>> START

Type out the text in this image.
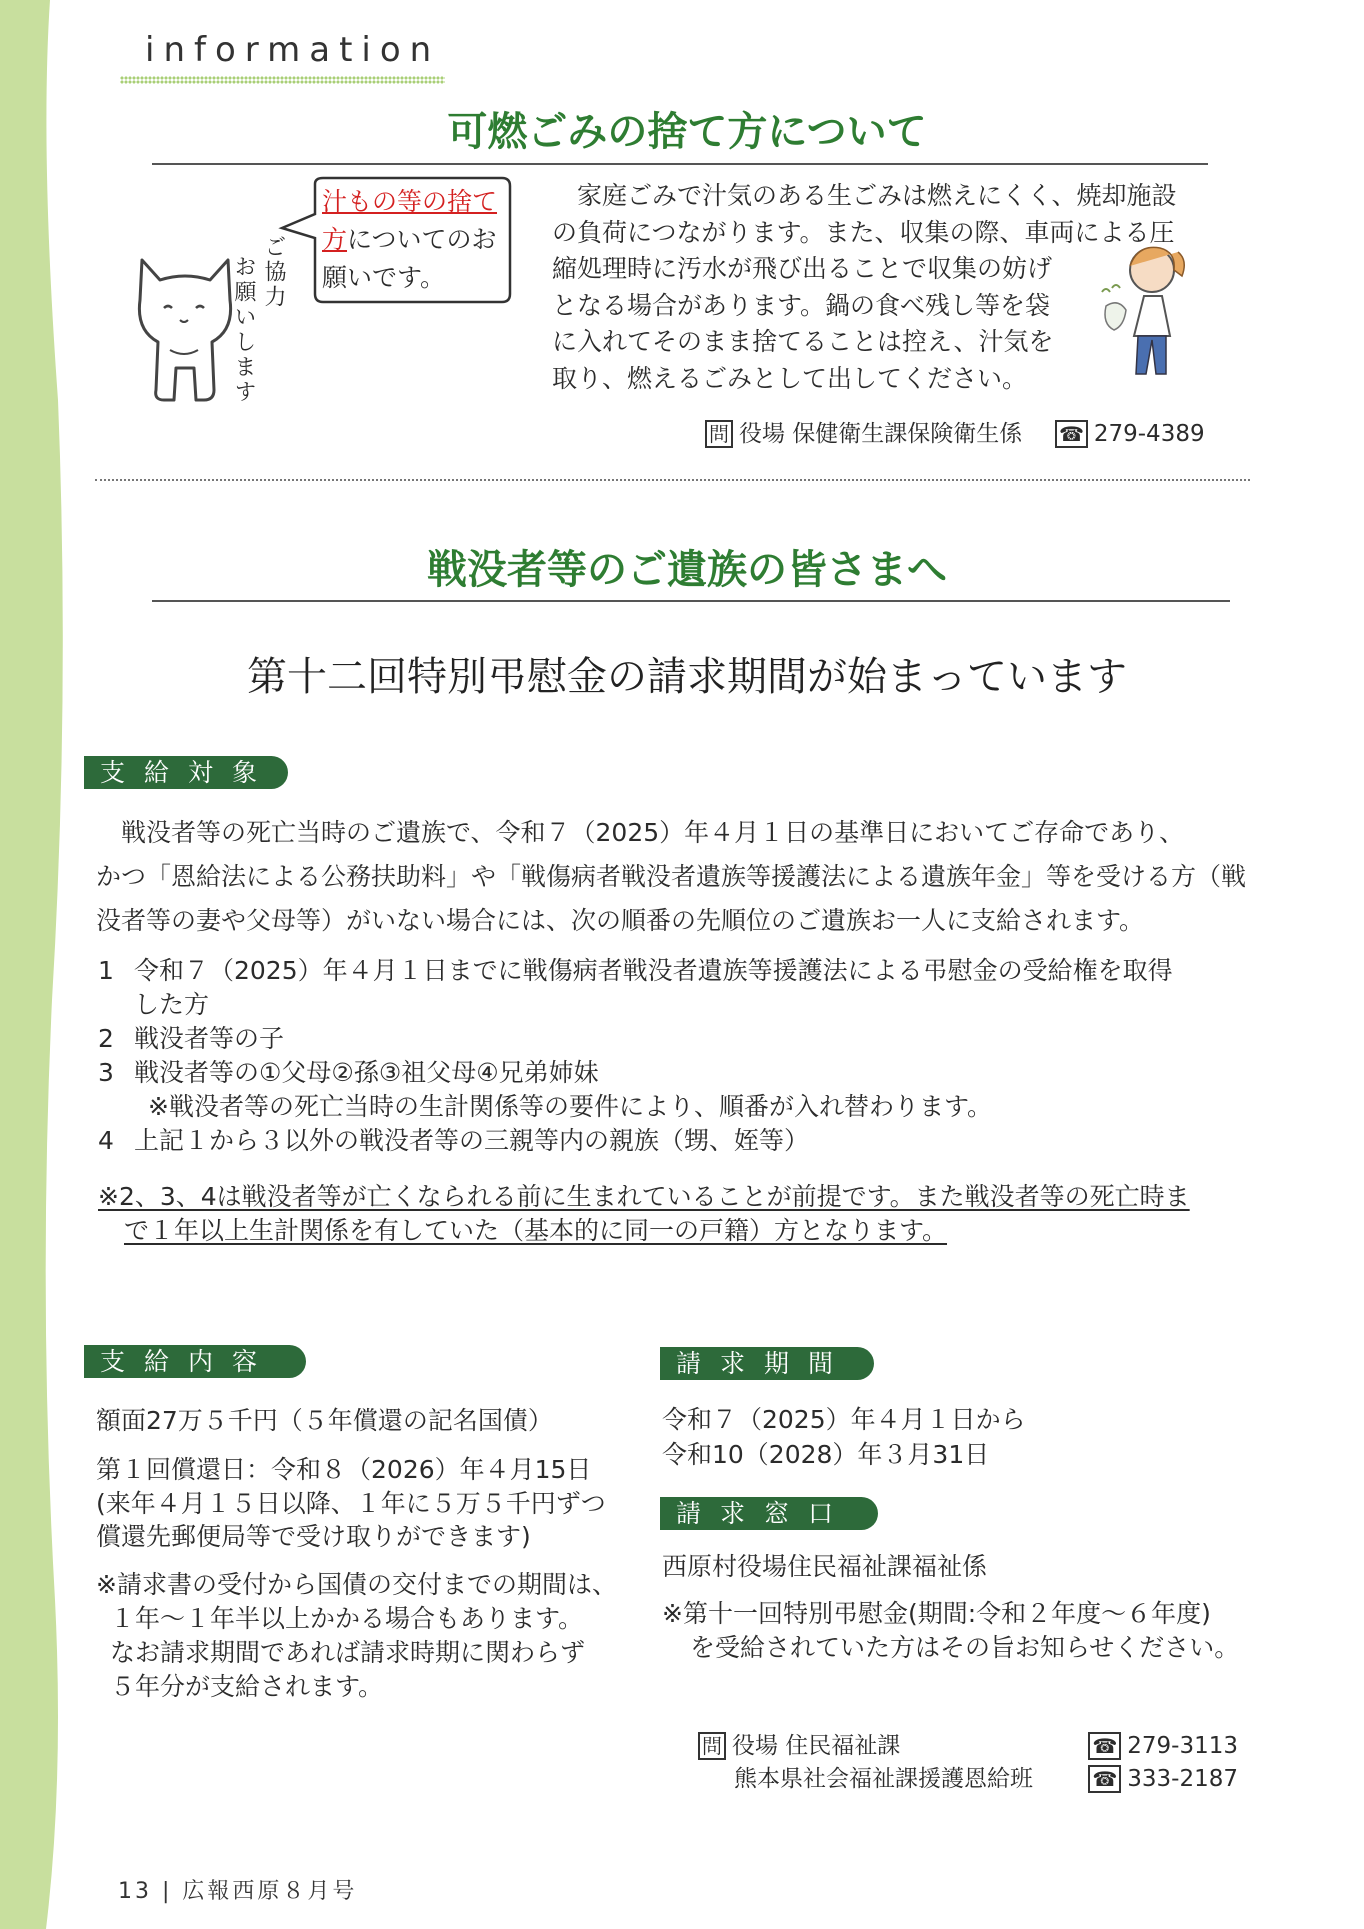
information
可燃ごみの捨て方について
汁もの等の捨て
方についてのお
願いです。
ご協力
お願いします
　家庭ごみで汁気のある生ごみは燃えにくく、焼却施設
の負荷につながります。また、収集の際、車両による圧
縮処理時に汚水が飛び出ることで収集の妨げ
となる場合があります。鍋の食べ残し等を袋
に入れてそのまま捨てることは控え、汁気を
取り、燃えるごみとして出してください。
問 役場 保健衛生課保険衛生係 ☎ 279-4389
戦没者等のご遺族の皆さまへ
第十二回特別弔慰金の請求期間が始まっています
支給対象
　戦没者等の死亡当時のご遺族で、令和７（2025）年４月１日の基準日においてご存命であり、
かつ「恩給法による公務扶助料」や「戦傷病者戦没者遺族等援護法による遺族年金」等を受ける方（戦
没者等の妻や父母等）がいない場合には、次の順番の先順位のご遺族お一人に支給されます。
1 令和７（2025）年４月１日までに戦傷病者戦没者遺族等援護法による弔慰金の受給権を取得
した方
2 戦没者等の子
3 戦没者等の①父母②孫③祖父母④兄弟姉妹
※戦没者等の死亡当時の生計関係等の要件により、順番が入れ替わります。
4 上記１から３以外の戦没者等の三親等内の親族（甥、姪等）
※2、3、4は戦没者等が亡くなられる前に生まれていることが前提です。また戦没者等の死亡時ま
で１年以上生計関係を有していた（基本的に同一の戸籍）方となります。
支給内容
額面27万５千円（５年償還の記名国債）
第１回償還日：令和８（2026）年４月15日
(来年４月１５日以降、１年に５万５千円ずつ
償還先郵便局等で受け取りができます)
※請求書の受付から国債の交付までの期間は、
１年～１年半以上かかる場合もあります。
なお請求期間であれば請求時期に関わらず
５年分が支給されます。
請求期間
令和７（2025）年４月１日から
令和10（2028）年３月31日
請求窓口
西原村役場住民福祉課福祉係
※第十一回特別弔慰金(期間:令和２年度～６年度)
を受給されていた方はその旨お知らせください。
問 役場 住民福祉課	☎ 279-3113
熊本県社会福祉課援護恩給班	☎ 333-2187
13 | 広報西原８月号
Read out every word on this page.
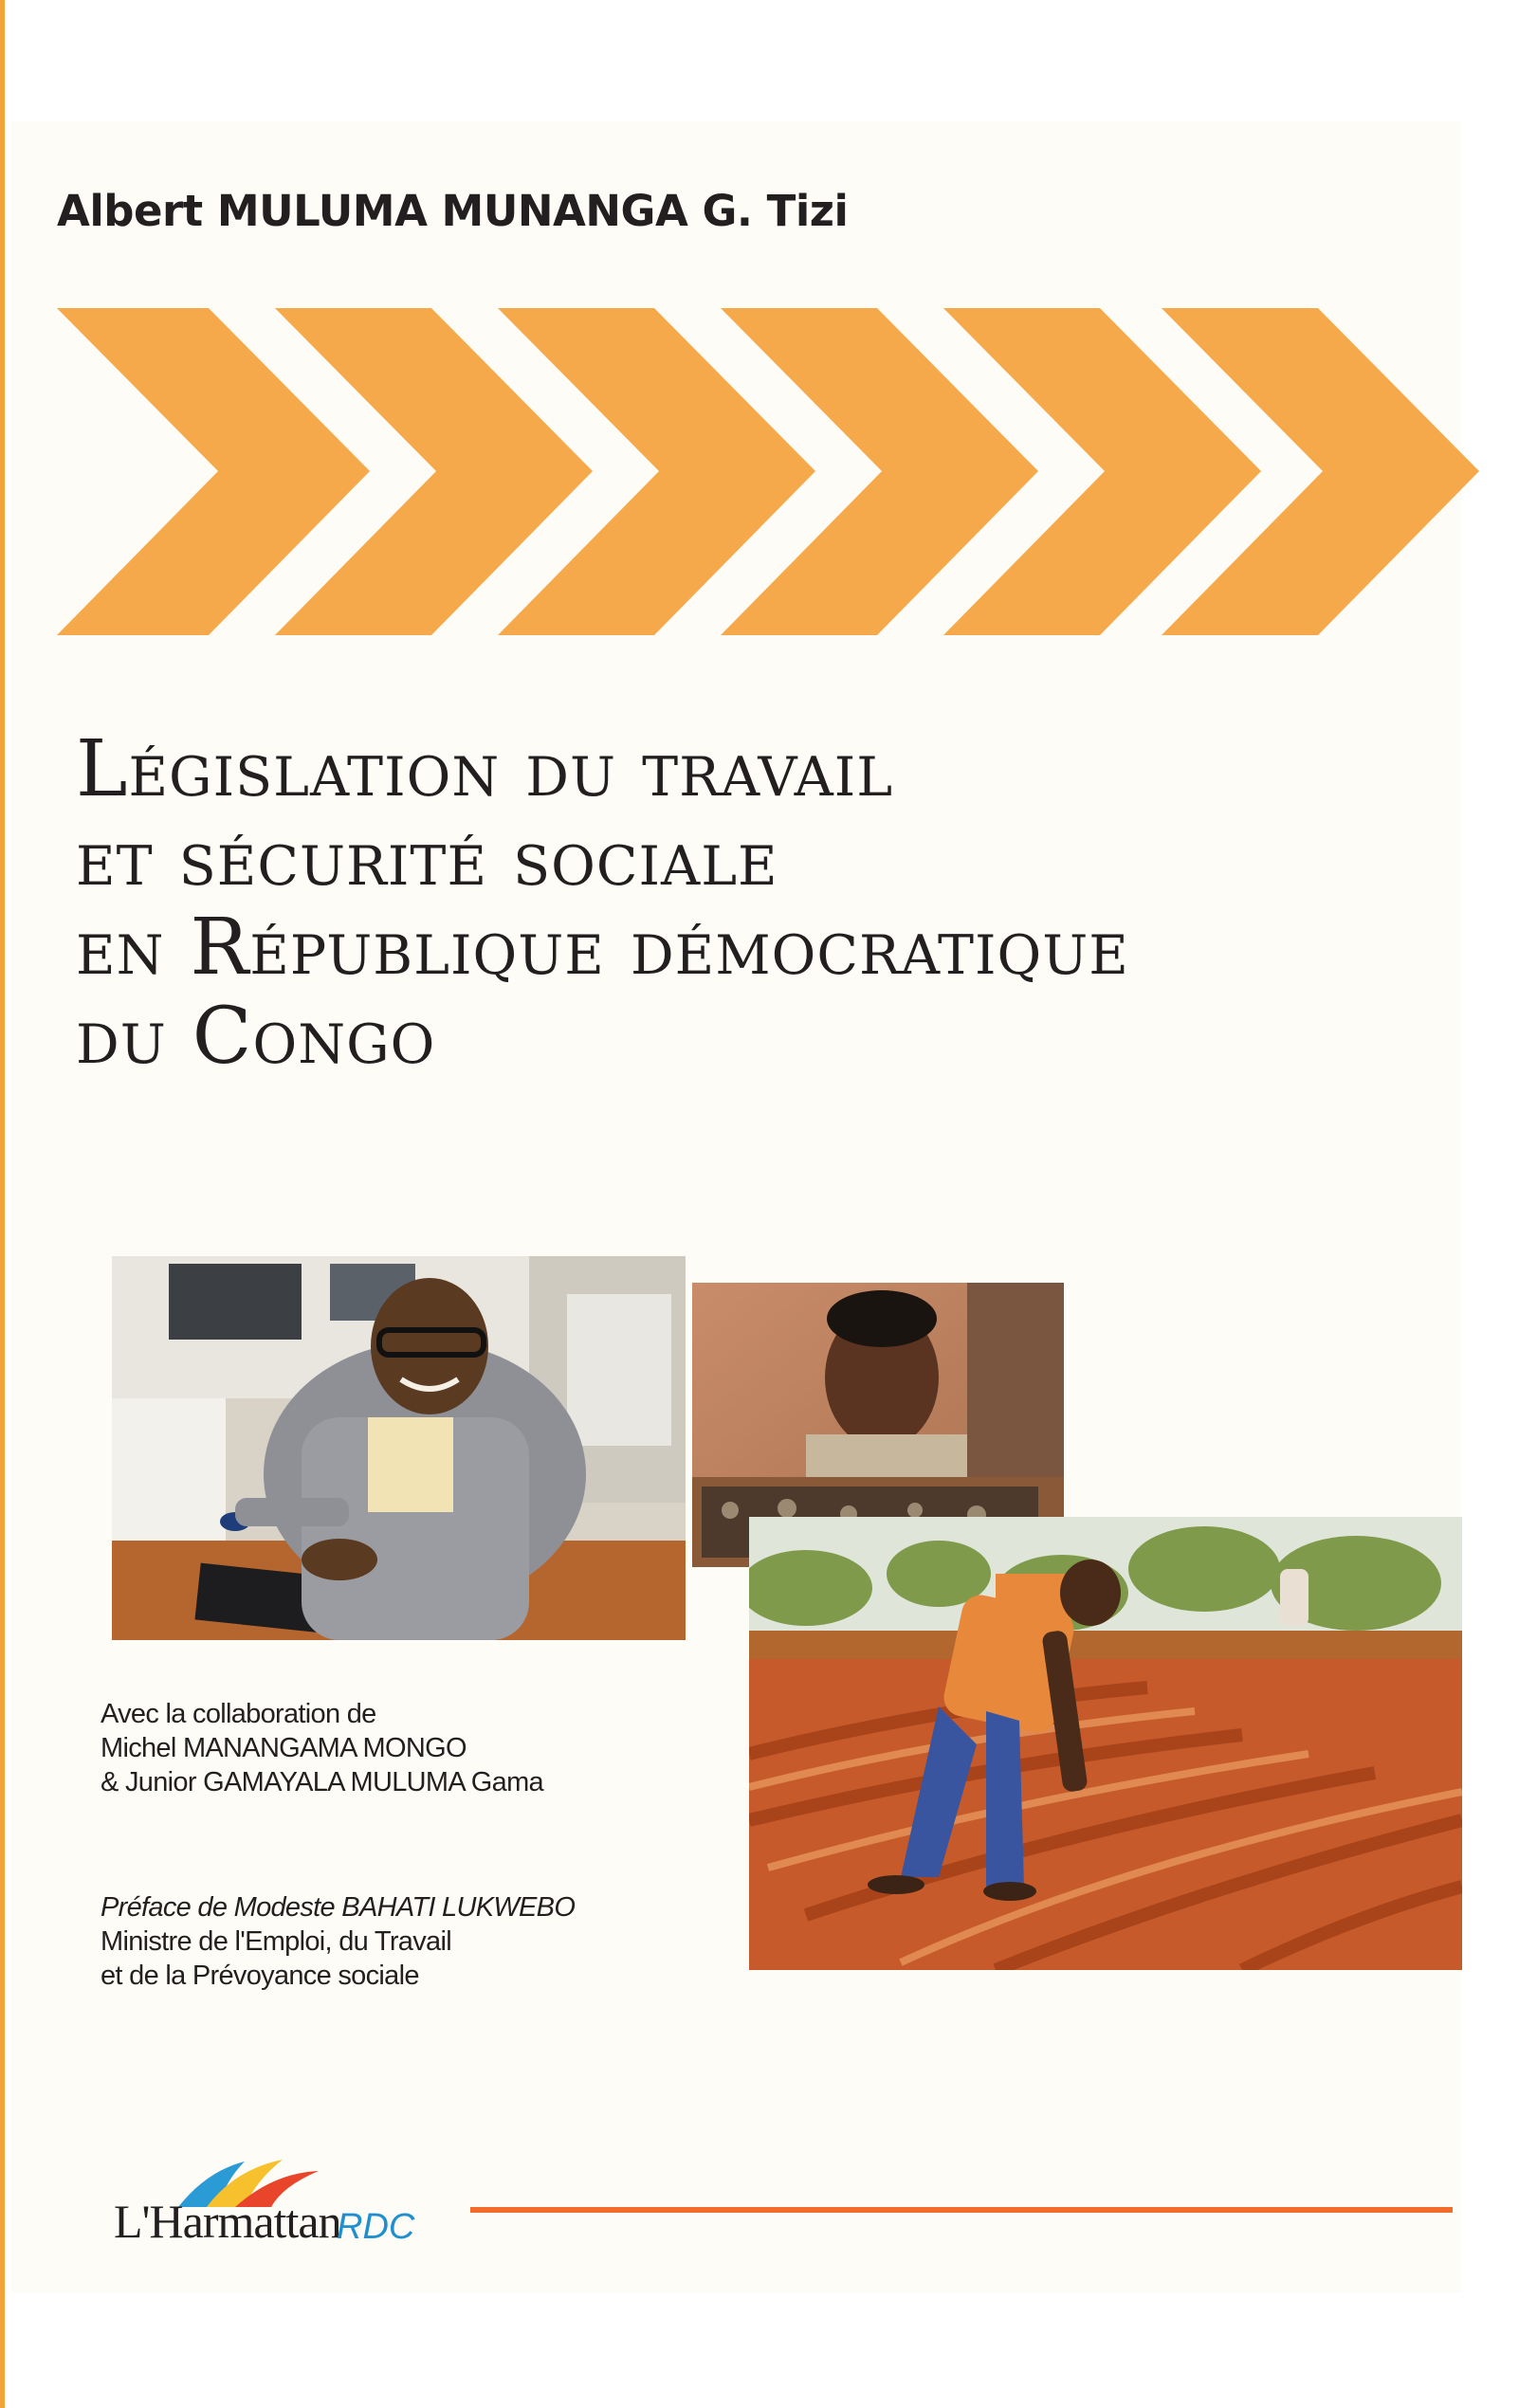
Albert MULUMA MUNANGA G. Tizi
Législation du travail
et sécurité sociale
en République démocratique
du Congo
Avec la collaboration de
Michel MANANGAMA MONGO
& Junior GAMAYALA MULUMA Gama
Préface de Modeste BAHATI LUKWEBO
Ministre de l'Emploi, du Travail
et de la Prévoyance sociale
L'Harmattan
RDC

>> END

Reproduce the material in full, word for word, and omit the pictures.

Type out the text in this image.
information
可燃ごみの捨て方について
汁もの等の捨て
方についてのお
願いです。
ご協力
お願いします
　家庭ごみで汁気のある生ごみは燃えにくく、焼却施設
の負荷につながります。また、収集の際、車両による圧
縮処理時に汚水が飛び出ることで収集の妨げ
となる場合があります。鍋の食べ残し等を袋
に入れてそのまま捨てることは控え、汁気を
取り、燃えるごみとして出してください。
問 役場 保健衛生課保険衛生係 ☎ 279-4389
戦没者等のご遺族の皆さまへ
第十二回特別弔慰金の請求期間が始まっています
支給対象
　戦没者等の死亡当時のご遺族で、令和７（2025）年４月１日の基準日においてご存命であり、
かつ「恩給法による公務扶助料」や「戦傷病者戦没者遺族等援護法による遺族年金」等を受ける方（戦
没者等の妻や父母等）がいない場合には、次の順番の先順位のご遺族お一人に支給されます。
1 令和７（2025）年４月１日までに戦傷病者戦没者遺族等援護法による弔慰金の受給権を取得
した方
2 戦没者等の子
3 戦没者等の①父母②孫③祖父母④兄弟姉妹
※戦没者等の死亡当時の生計関係等の要件により、順番が入れ替わります。
4 上記１から３以外の戦没者等の三親等内の親族（甥、姪等）
※2、3、4は戦没者等が亡くなられる前に生まれていることが前提です。また戦没者等の死亡時ま
で１年以上生計関係を有していた（基本的に同一の戸籍）方となります。
支給内容
額面27万５千円（５年償還の記名国債）
第１回償還日：令和８（2026）年４月15日
(来年４月１５日以降、１年に５万５千円ずつ
償還先郵便局等で受け取りができます)
※請求書の受付から国債の交付までの期間は、
１年～１年半以上かかる場合もあります。
なお請求期間であれば請求時期に関わらず
５年分が支給されます。
請求期間
令和７（2025）年４月１日から
令和10（2028）年３月31日
請求窓口
西原村役場住民福祉課福祉係
※第十一回特別弔慰金(期間:令和２年度～６年度)
を受給されていた方はその旨お知らせください。
問 役場 住民福祉課	☎ 279-3113
熊本県社会福祉課援護恩給班	☎ 333-2187
13 | 広報西原８月号
Read out every word on this page.
Albert MULUMA MUNANGA G. Tizi
Législation du travail
et sécurité sociale
en République démocratique
du Congo
Avec la collaboration de
Michel MANANGAMA MONGO
& Junior GAMAYALA MULUMA Gama
Préface de Modeste BAHATI LUKWEBO
Ministre de l'Emploi, du Travail
et de la Prévoyance sociale
L'Harmattan
RDC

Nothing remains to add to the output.